WHAT THE EXERCISE ASKS: Exact reproduction of the data is required, with images excluded.

EXTRACTED RECORDS:
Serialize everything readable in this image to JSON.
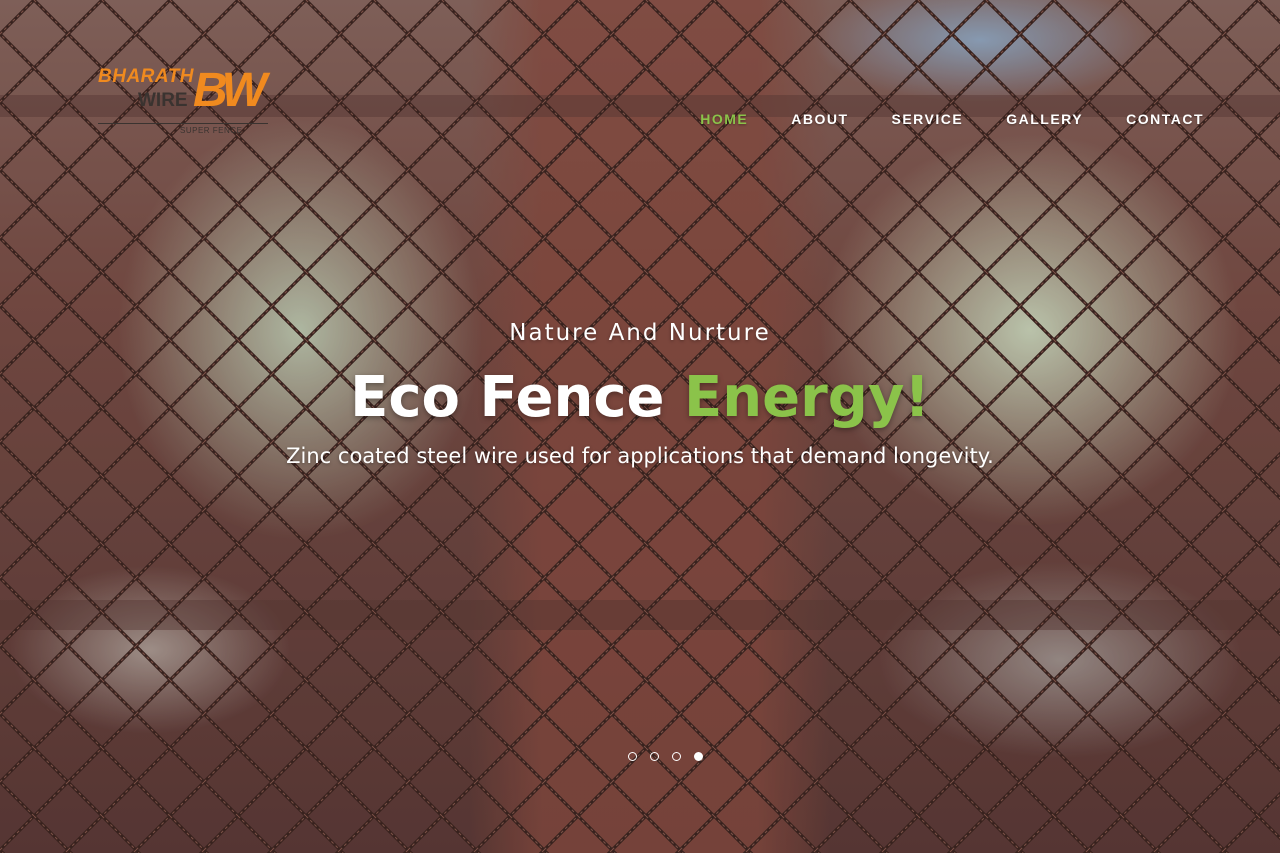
{
  "brand": {
    "name_line1": "BHARATH",
    "name_line2": "WIRE",
    "mark": "BW",
    "tagline": "SUPER FENCE"
  },
  "nav": {
    "items": [
      {
        "label": "HOME",
        "active": true
      },
      {
        "label": "ABOUT",
        "active": false
      },
      {
        "label": "SERVICE",
        "active": false
      },
      {
        "label": "GALLERY",
        "active": false
      },
      {
        "label": "CONTACT",
        "active": false
      }
    ]
  },
  "hero": {
    "subtitle": "Nature And Nurture",
    "headline_main": "Eco Fence",
    "headline_accent": "Energy!",
    "description": "Zinc coated steel wire used for applications that demand longevity."
  },
  "slider": {
    "total_slides": 4,
    "active_slide": 4
  },
  "colors": {
    "accent": "#8bc34a",
    "brand_orange": "#f08a1f",
    "text": "#ffffff"
  }
}
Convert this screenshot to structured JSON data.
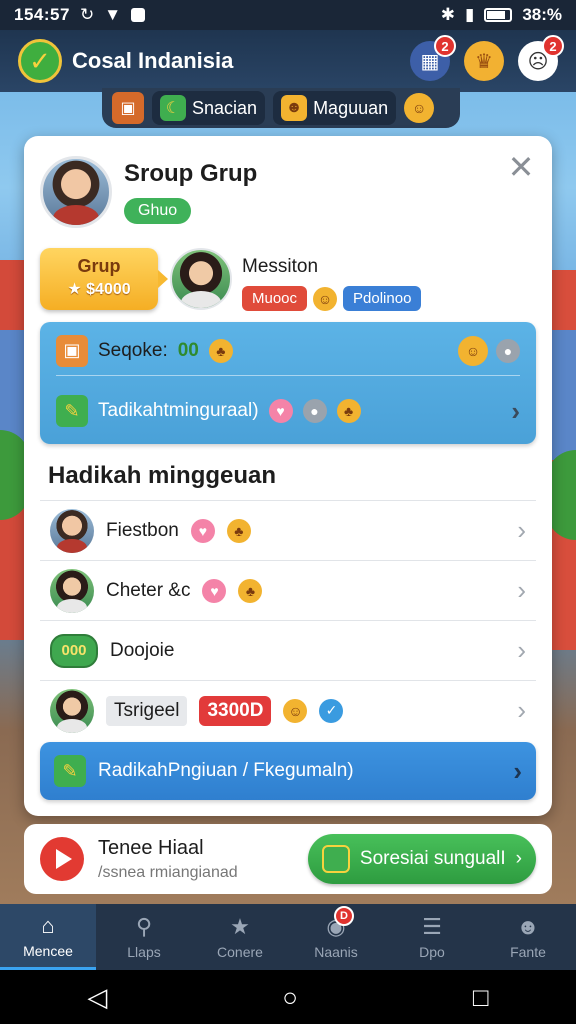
{
  "status_bar": {
    "time": "154:57",
    "battery": "38:%"
  },
  "header": {
    "title": "Cosal Indanisia",
    "notif_left": "2",
    "notif_right": "2"
  },
  "subtabs": [
    {
      "label": "Snacian"
    },
    {
      "label": "Maguuan"
    }
  ],
  "card": {
    "group_name": "Sroup Grup",
    "group_tag": "Ghuo",
    "grup_button": {
      "label": "Grup",
      "value": "$4000"
    },
    "member": {
      "name": "Messiton",
      "chip_red": "Muooc",
      "chip_blue": "Pdolinoo"
    },
    "panel": {
      "row1": {
        "label": "Seqoke:",
        "count": "00"
      },
      "row2": {
        "label": "Tadikahtminguraal)"
      }
    },
    "section_title": "Hadikah minggeuan",
    "list": [
      {
        "name": "Fiestbon"
      },
      {
        "name": "Cheter &c"
      },
      {
        "name": "Doojoie",
        "badge": "000"
      },
      {
        "name": "Tsrigeel",
        "tag": "3300D"
      }
    ],
    "cta": {
      "label": "RadikahPngiuan / Fkegumaln)"
    }
  },
  "banner": {
    "title": "Tenee Hiaal",
    "subtitle": "/ssnea rmiangianad",
    "button": "Soresiai sungualI"
  },
  "bottom_nav": [
    {
      "label": "Mencee",
      "icon": "home-icon"
    },
    {
      "label": "Llaps",
      "icon": "search-icon"
    },
    {
      "label": "Conere",
      "icon": "star-icon"
    },
    {
      "label": "Naanis",
      "icon": "chat-icon",
      "badge": "D"
    },
    {
      "label": "Dpo",
      "icon": "list-icon"
    },
    {
      "label": "Fante",
      "icon": "profile-icon"
    }
  ],
  "colors": {
    "accent": "#3aa3f0",
    "header_bg": "#1f3550",
    "green": "#3fae4f",
    "gold": "#f5ae24"
  }
}
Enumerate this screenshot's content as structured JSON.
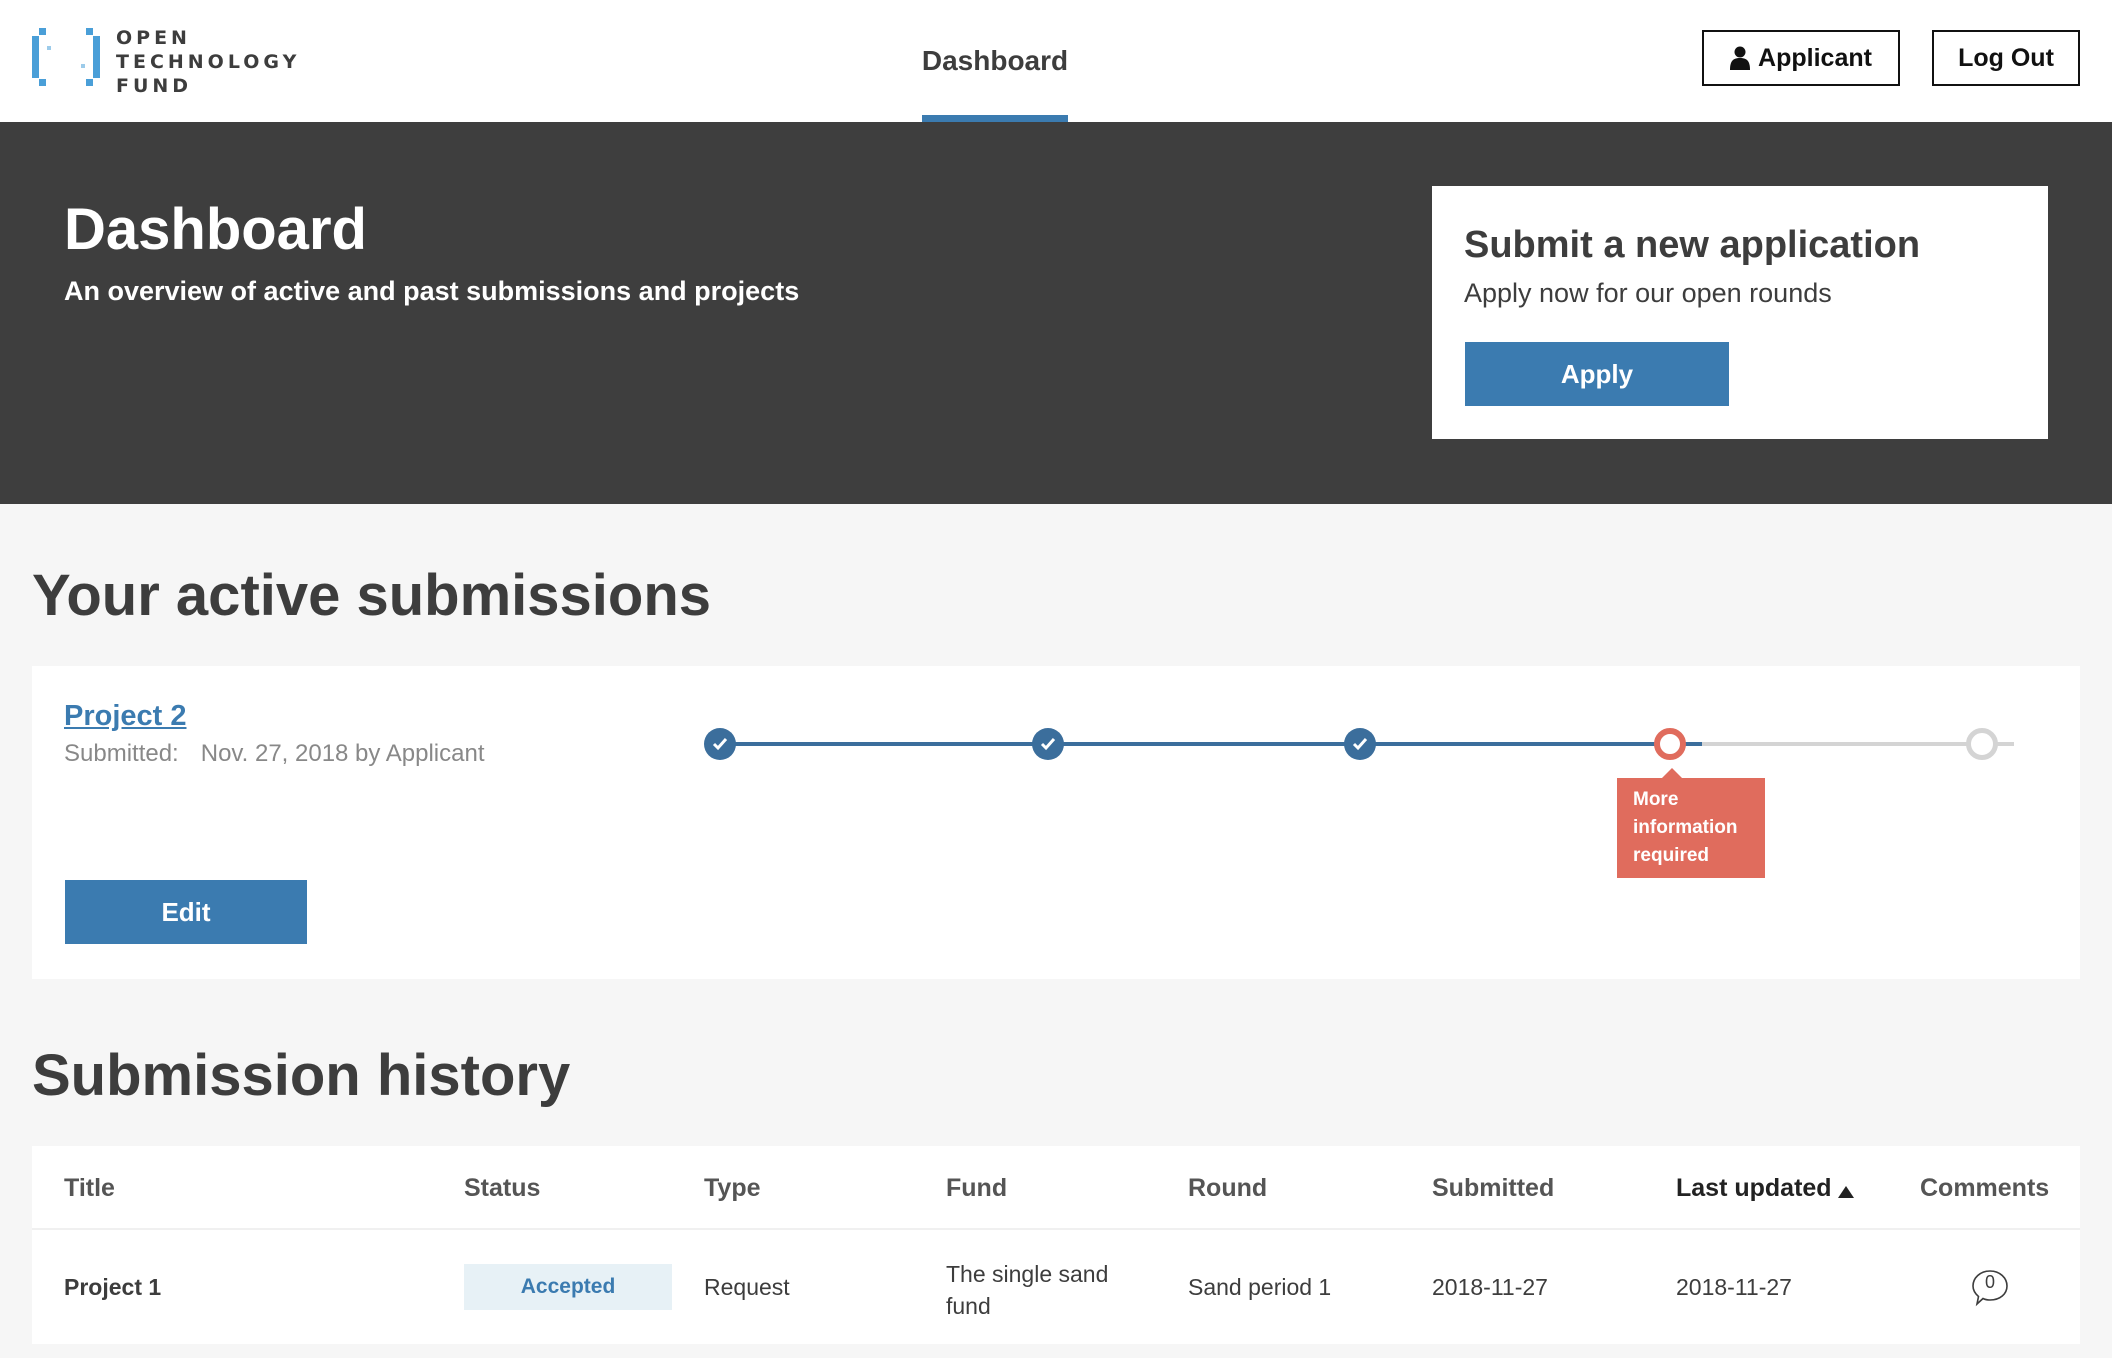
{
  "header": {
    "logo_lines": [
      "OPEN",
      "TECHNOLOGY",
      "FUND"
    ],
    "nav_tab": "Dashboard",
    "applicant_label": "Applicant",
    "logout_label": "Log Out"
  },
  "hero": {
    "title": "Dashboard",
    "subtitle": "An overview of active and past submissions and projects",
    "apply_card": {
      "title": "Submit a new application",
      "subtitle": "Apply now for our open rounds",
      "button": "Apply"
    }
  },
  "active": {
    "title": "Your active submissions",
    "submission": {
      "name": "Project 2",
      "submitted_label": "Submitted:",
      "submitted_value": "Nov. 27, 2018 by Applicant",
      "edit_label": "Edit",
      "steps": [
        "done",
        "done",
        "done",
        "current",
        "todo"
      ],
      "current_step_label": "More information required"
    }
  },
  "history": {
    "title": "Submission history",
    "columns": [
      "Title",
      "Status",
      "Type",
      "Fund",
      "Round",
      "Submitted",
      "Last updated",
      "Comments"
    ],
    "sorted_column": "Last updated",
    "rows": [
      {
        "title": "Project 1",
        "status": "Accepted",
        "type": "Request",
        "fund": "The single sand fund",
        "round": "Sand period 1",
        "submitted": "2018-11-27",
        "last_updated": "2018-11-27",
        "comments": "0"
      }
    ]
  },
  "colors": {
    "primary": "#3b7bb0",
    "hero_bg": "#3e3e3e",
    "alert": "#e06c5d",
    "page_bg": "#f6f6f6"
  },
  "icons": {
    "logo": "otf-bracket-logo",
    "applicant": "user-icon",
    "step_done": "check-icon",
    "comments": "speech-bubble-icon",
    "sort": "sort-ascending-icon"
  }
}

FINISHED EXERCISE:
Serialize everything readable in this image to JSON.
{
  "brand": {
    "name_line1": "BHARATH",
    "name_line2": "WIRE",
    "mark": "BW",
    "tagline": "SUPER FENCE"
  },
  "nav": {
    "items": [
      {
        "label": "HOME",
        "active": true
      },
      {
        "label": "ABOUT",
        "active": false
      },
      {
        "label": "SERVICE",
        "active": false
      },
      {
        "label": "GALLERY",
        "active": false
      },
      {
        "label": "CONTACT",
        "active": false
      }
    ]
  },
  "hero": {
    "subtitle": "Nature And Nurture",
    "headline_main": "Eco Fence",
    "headline_accent": "Energy!",
    "description": "Zinc coated steel wire used for applications that demand longevity."
  },
  "slider": {
    "total_slides": 4,
    "active_slide": 4
  },
  "colors": {
    "accent": "#8bc34a",
    "brand_orange": "#f08a1f",
    "text": "#ffffff"
  }
}
Convert this screenshot to structured JSON data.
{
  "status_bar": {
    "time": "154:57",
    "battery": "38:%"
  },
  "header": {
    "title": "Cosal Indanisia",
    "notif_left": "2",
    "notif_right": "2"
  },
  "subtabs": [
    {
      "label": "Snacian"
    },
    {
      "label": "Maguuan"
    }
  ],
  "card": {
    "group_name": "Sroup Grup",
    "group_tag": "Ghuo",
    "grup_button": {
      "label": "Grup",
      "value": "$4000"
    },
    "member": {
      "name": "Messiton",
      "chip_red": "Muooc",
      "chip_blue": "Pdolinoo"
    },
    "panel": {
      "row1": {
        "label": "Seqoke:",
        "count": "00"
      },
      "row2": {
        "label": "Tadikahtminguraal)"
      }
    },
    "section_title": "Hadikah minggeuan",
    "list": [
      {
        "name": "Fiestbon"
      },
      {
        "name": "Cheter &c"
      },
      {
        "name": "Doojoie",
        "badge": "000"
      },
      {
        "name": "Tsrigeel",
        "tag": "3300D"
      }
    ],
    "cta": {
      "label": "RadikahPngiuan / Fkegumaln)"
    }
  },
  "banner": {
    "title": "Tenee Hiaal",
    "subtitle": "/ssnea rmiangianad",
    "button": "Soresiai sungualI"
  },
  "bottom_nav": [
    {
      "label": "Mencee",
      "icon": "home-icon"
    },
    {
      "label": "Llaps",
      "icon": "search-icon"
    },
    {
      "label": "Conere",
      "icon": "star-icon"
    },
    {
      "label": "Naanis",
      "icon": "chat-icon",
      "badge": "D"
    },
    {
      "label": "Dpo",
      "icon": "list-icon"
    },
    {
      "label": "Fante",
      "icon": "profile-icon"
    }
  ],
  "colors": {
    "accent": "#3aa3f0",
    "header_bg": "#1f3550",
    "green": "#3fae4f",
    "gold": "#f5ae24"
  }
}
Enumerate this screenshot's content as structured JSON.
{
  "header": {
    "logo_lines": [
      "OPEN",
      "TECHNOLOGY",
      "FUND"
    ],
    "nav_tab": "Dashboard",
    "applicant_label": "Applicant",
    "logout_label": "Log Out"
  },
  "hero": {
    "title": "Dashboard",
    "subtitle": "An overview of active and past submissions and projects",
    "apply_card": {
      "title": "Submit a new application",
      "subtitle": "Apply now for our open rounds",
      "button": "Apply"
    }
  },
  "active": {
    "title": "Your active submissions",
    "submission": {
      "name": "Project 2",
      "submitted_label": "Submitted:",
      "submitted_value": "Nov. 27, 2018 by Applicant",
      "edit_label": "Edit",
      "steps": [
        "done",
        "done",
        "done",
        "current",
        "todo"
      ],
      "current_step_label": "More information required"
    }
  },
  "history": {
    "title": "Submission history",
    "columns": [
      "Title",
      "Status",
      "Type",
      "Fund",
      "Round",
      "Submitted",
      "Last updated",
      "Comments"
    ],
    "sorted_column": "Last updated",
    "rows": [
      {
        "title": "Project 1",
        "status": "Accepted",
        "type": "Request",
        "fund": "The single sand fund",
        "round": "Sand period 1",
        "submitted": "2018-11-27",
        "last_updated": "2018-11-27",
        "comments": "0"
      }
    ]
  },
  "colors": {
    "primary": "#3b7bb0",
    "hero_bg": "#3e3e3e",
    "alert": "#e06c5d",
    "page_bg": "#f6f6f6"
  },
  "icons": {
    "logo": "otf-bracket-logo",
    "applicant": "user-icon",
    "step_done": "check-icon",
    "comments": "speech-bubble-icon",
    "sort": "sort-ascending-icon"
  }
}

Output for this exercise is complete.